### Goal
Write out the full set of records below exactly.

Records excerpted from a collection:
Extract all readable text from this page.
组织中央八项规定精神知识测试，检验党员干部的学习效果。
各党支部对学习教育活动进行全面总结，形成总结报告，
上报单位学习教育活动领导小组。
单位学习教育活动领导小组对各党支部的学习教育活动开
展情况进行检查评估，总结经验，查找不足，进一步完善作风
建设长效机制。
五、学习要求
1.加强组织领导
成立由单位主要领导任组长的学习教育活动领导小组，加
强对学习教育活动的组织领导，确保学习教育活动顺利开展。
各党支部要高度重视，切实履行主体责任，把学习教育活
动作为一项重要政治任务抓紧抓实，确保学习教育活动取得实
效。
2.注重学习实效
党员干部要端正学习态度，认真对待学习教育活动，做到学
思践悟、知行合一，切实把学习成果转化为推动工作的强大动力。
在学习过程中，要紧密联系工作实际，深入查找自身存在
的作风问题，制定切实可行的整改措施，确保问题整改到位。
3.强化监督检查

### Output below
Extract all readable text from this page.
组织中央八项规定精神知识测试，检验党员干部的学习效果。
各党支部对学习教育活动进行全面总结，形成总结报告，
上报单位学习教育活动领导小组。
单位学习教育活动领导小组对各党支部的学习教育活动开
展情况进行检查评估，总结经验，查找不足，进一步完善作风
建设长效机制。
五、学习要求
1.加强组织领导
成立由单位主要领导任组长的学习教育活动领导小组，加
强对学习教育活动的组织领导，确保学习教育活动顺利开展。
各党支部要高度重视，切实履行主体责任，把学习教育活
动作为一项重要政治任务抓紧抓实，确保学习教育活动取得实
效。
2.注重学习实效
党员干部要端正学习态度，认真对待学习教育活动，做到学
思践悟、知行合一，切实把学习成果转化为推动工作的强大动力。
在学习过程中，要紧密联系工作实际，深入查找自身存在
的作风问题，制定切实可行的整改措施，确保问题整改到位。
3.强化监督检查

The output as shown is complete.